--- Given request ---
From the entries that follow, pick out all lines holding "Information".
─── Available data
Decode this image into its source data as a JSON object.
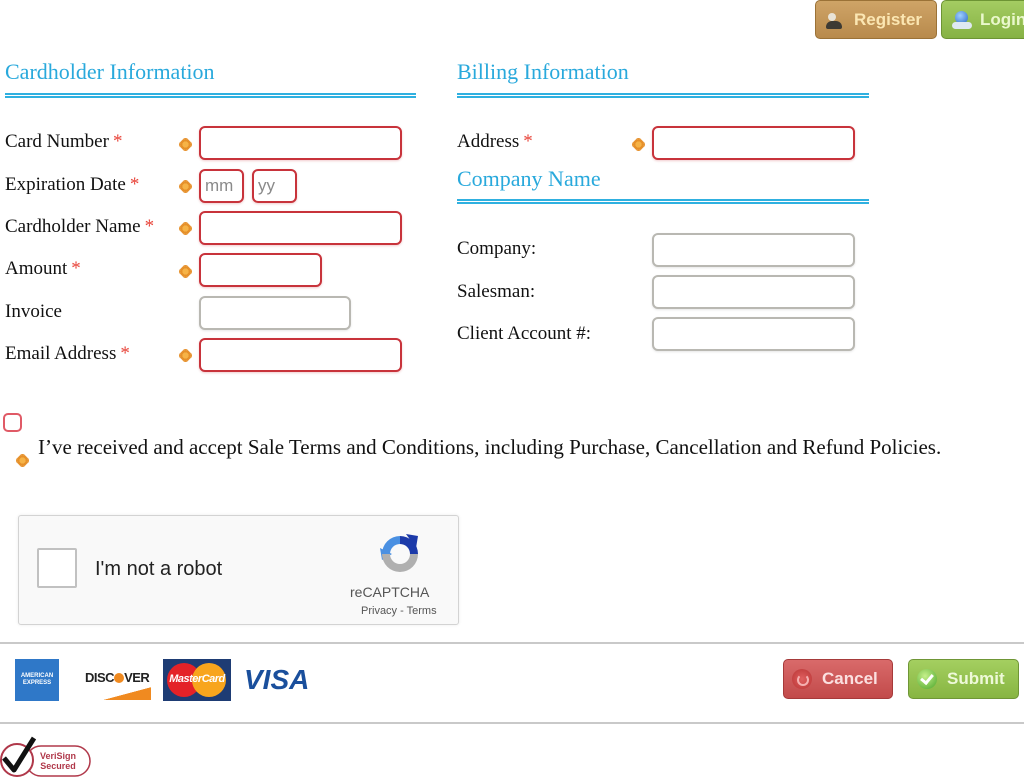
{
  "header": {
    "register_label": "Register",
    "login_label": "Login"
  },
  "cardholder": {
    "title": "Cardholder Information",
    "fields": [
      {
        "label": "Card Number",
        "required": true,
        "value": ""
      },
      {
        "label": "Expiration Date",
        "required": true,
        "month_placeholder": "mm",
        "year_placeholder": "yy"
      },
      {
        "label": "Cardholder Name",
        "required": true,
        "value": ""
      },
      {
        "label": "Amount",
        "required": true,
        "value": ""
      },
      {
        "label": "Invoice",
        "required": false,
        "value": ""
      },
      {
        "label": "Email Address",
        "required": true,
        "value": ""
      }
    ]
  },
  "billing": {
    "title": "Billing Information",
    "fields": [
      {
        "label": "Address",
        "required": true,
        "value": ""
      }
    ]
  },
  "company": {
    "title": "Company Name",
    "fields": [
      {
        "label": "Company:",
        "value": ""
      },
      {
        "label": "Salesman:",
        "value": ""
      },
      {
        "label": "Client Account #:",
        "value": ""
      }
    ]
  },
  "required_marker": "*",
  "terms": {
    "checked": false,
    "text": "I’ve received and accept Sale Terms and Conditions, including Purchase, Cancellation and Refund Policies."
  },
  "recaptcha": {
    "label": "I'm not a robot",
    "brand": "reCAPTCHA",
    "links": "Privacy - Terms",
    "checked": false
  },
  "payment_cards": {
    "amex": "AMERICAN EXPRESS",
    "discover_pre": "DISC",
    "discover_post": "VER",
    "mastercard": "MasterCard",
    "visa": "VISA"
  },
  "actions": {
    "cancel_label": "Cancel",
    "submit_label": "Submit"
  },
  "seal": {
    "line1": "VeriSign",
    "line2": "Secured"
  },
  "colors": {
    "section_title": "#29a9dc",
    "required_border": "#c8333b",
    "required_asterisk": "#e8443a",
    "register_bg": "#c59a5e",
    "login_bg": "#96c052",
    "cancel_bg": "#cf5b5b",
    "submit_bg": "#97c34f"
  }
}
──────
--- The output ---
    "title": "Cardholder Information",
    "title": "Billing Information",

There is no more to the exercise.